Data provided
___
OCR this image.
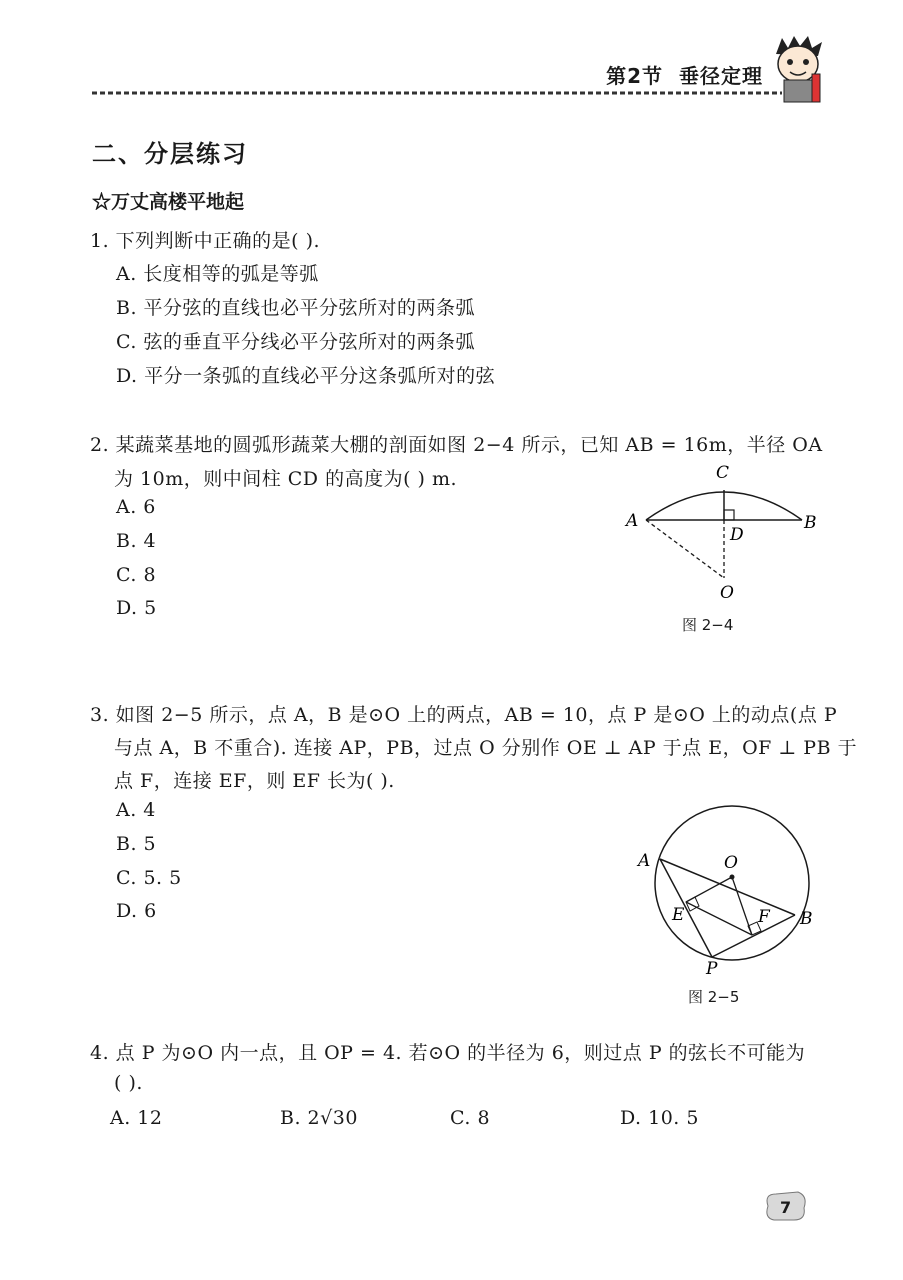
第2节 垂径定理
二、分层练习
☆万丈高楼平地起
1. 下列判断中正确的是( ).
A. 长度相等的弧是等弧
B. 平分弦的直线也必平分弦所对的两条弧
C. 弦的垂直平分线必平分弦所对的两条弧
D. 平分一条弧的直线必平分这条弧所对的弦
2. 某蔬菜基地的圆弧形蔬菜大棚的剖面如图 2−4 所示，已知 AB = 16m，半径 OA
为 10m，则中间柱 CD 的高度为( ) m.
A. 6
B. 4
C. 8
D. 5
A	B
C
D
O
图 2−4
3. 如图 2−5 所示，点 A，B 是⊙O 上的两点，AB = 10，点 P 是⊙O 上的动点(点 P
与点 A，B 不重合). 连接 AP，PB，过点 O 分别作 OE ⊥ AP 于点 E，OF ⊥ PB 于
点 F，连接 EF，则 EF 长为( ).
A. 4
B. 5
C. 5. 5
D. 6
A
B
O
E	F
P
图 2−5
4. 点 P 为⊙O 内一点，且 OP = 4. 若⊙O 的半径为 6，则过点 P 的弦长不可能为
( ).
A. 12	B. 2√30	C. 8	D. 10. 5
7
___
Task
Leave the pictures out, and print every line of the listing exactly as written.

Task output
OCR this image.
第2节 垂径定理
二、分层练习
☆万丈高楼平地起
1. 下列判断中正确的是( ).
A. 长度相等的弧是等弧
B. 平分弦的直线也必平分弦所对的两条弧
C. 弦的垂直平分线必平分弦所对的两条弧
D. 平分一条弧的直线必平分这条弧所对的弦
2. 某蔬菜基地的圆弧形蔬菜大棚的剖面如图 2−4 所示，已知 AB = 16m，半径 OA
为 10m，则中间柱 CD 的高度为( ) m.
A. 6
B. 4
C. 8
D. 5
A	B
C
D
O
图 2−4
3. 如图 2−5 所示，点 A，B 是⊙O 上的两点，AB = 10，点 P 是⊙O 上的动点(点 P
与点 A，B 不重合). 连接 AP，PB，过点 O 分别作 OE ⊥ AP 于点 E，OF ⊥ PB 于
点 F，连接 EF，则 EF 长为( ).
A. 4
B. 5
C. 5. 5
D. 6
A
B
O
E	F
P
图 2−5
4. 点 P 为⊙O 内一点，且 OP = 4. 若⊙O 的半径为 6，则过点 P 的弦长不可能为
( ).
A. 12	B. 2√30	C. 8	D. 10. 5
7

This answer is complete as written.